**Dataset content:**
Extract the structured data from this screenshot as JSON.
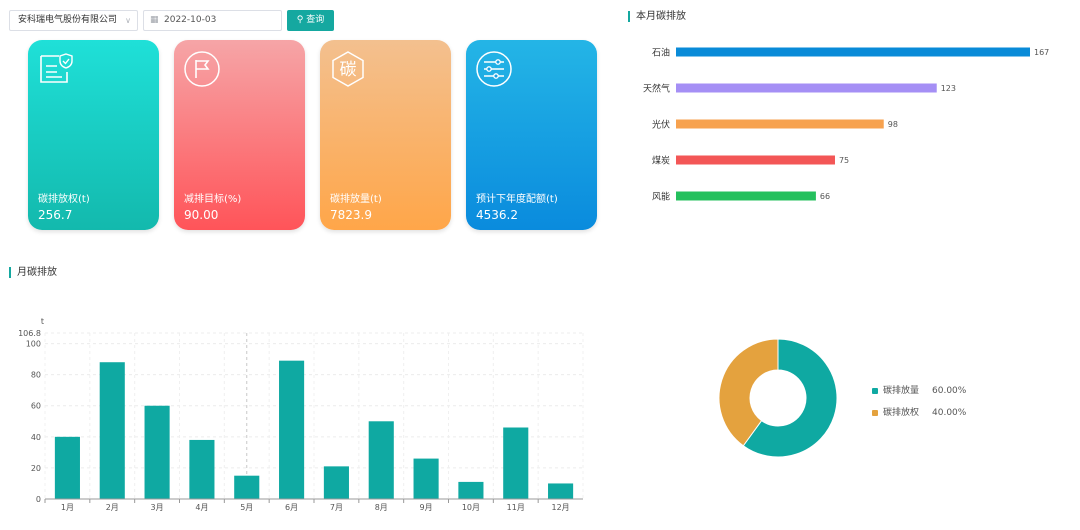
{
  "toolbar": {
    "company": "安科瑞电气股份有限公司",
    "date": "2022-10-03",
    "search_label": "查询"
  },
  "cards": [
    {
      "label": "碳排放权(t)",
      "value": "256.7",
      "icon": "document-shield-icon"
    },
    {
      "label": "减排目标(%)",
      "value": "90.00",
      "icon": "flag-icon"
    },
    {
      "label": "碳排放量(t)",
      "value": "7823.9",
      "icon": "carbon-char-icon",
      "icon_char": "碳"
    },
    {
      "label": "预计下年度配额(t)",
      "value": "4536.2",
      "icon": "sliders-icon"
    }
  ],
  "sections": {
    "month_carbon": "本月碳排放",
    "monthly": "月碳排放"
  },
  "chart_data": [
    {
      "type": "bar",
      "orientation": "horizontal",
      "title": "本月碳排放",
      "categories": [
        "石油",
        "天然气",
        "光伏",
        "煤炭",
        "风能"
      ],
      "values": [
        167,
        123,
        98,
        75,
        66
      ],
      "colors": [
        "#0a8bd8",
        "#a58ff5",
        "#f7a24f",
        "#f35656",
        "#24c05d"
      ],
      "xlim": [
        0,
        167
      ]
    },
    {
      "type": "bar",
      "title": "月碳排放",
      "unit": "t",
      "categories": [
        "1月",
        "2月",
        "3月",
        "4月",
        "5月",
        "6月",
        "7月",
        "8月",
        "9月",
        "10月",
        "11月",
        "12月"
      ],
      "values": [
        40,
        88,
        60,
        38,
        15,
        89,
        21,
        50,
        26,
        11,
        46,
        10
      ],
      "ylim": [
        0,
        106.8
      ],
      "yticks": [
        0,
        20,
        40,
        60,
        80,
        100,
        106.8
      ],
      "color": "#0fa9a2",
      "grid": true
    },
    {
      "type": "pie",
      "style": "donut",
      "labels": [
        "碳排放量",
        "碳排放权"
      ],
      "values": [
        60,
        40
      ],
      "percent_labels": [
        "60.00%",
        "40.00%"
      ],
      "colors": [
        "#0fa9a2",
        "#e4a23e"
      ],
      "legend": "right"
    }
  ]
}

**The problem:** Output every entry word for word, but omit the pictures.

**Task response:**
Extract the structured data from this screenshot as JSON.
{
  "toolbar": {
    "company": "安科瑞电气股份有限公司",
    "date": "2022-10-03",
    "search_label": "查询"
  },
  "cards": [
    {
      "label": "碳排放权(t)",
      "value": "256.7",
      "icon": "document-shield-icon"
    },
    {
      "label": "减排目标(%)",
      "value": "90.00",
      "icon": "flag-icon"
    },
    {
      "label": "碳排放量(t)",
      "value": "7823.9",
      "icon": "carbon-char-icon",
      "icon_char": "碳"
    },
    {
      "label": "预计下年度配额(t)",
      "value": "4536.2",
      "icon": "sliders-icon"
    }
  ],
  "sections": {
    "month_carbon": "本月碳排放",
    "monthly": "月碳排放"
  },
  "chart_data": [
    {
      "type": "bar",
      "orientation": "horizontal",
      "title": "本月碳排放",
      "categories": [
        "石油",
        "天然气",
        "光伏",
        "煤炭",
        "风能"
      ],
      "values": [
        167,
        123,
        98,
        75,
        66
      ],
      "colors": [
        "#0a8bd8",
        "#a58ff5",
        "#f7a24f",
        "#f35656",
        "#24c05d"
      ],
      "xlim": [
        0,
        167
      ]
    },
    {
      "type": "bar",
      "title": "月碳排放",
      "unit": "t",
      "categories": [
        "1月",
        "2月",
        "3月",
        "4月",
        "5月",
        "6月",
        "7月",
        "8月",
        "9月",
        "10月",
        "11月",
        "12月"
      ],
      "values": [
        40,
        88,
        60,
        38,
        15,
        89,
        21,
        50,
        26,
        11,
        46,
        10
      ],
      "ylim": [
        0,
        106.8
      ],
      "yticks": [
        0,
        20,
        40,
        60,
        80,
        100,
        106.8
      ],
      "color": "#0fa9a2",
      "grid": true
    },
    {
      "type": "pie",
      "style": "donut",
      "labels": [
        "碳排放量",
        "碳排放权"
      ],
      "values": [
        60,
        40
      ],
      "percent_labels": [
        "60.00%",
        "40.00%"
      ],
      "colors": [
        "#0fa9a2",
        "#e4a23e"
      ],
      "legend": "right"
    }
  ]
}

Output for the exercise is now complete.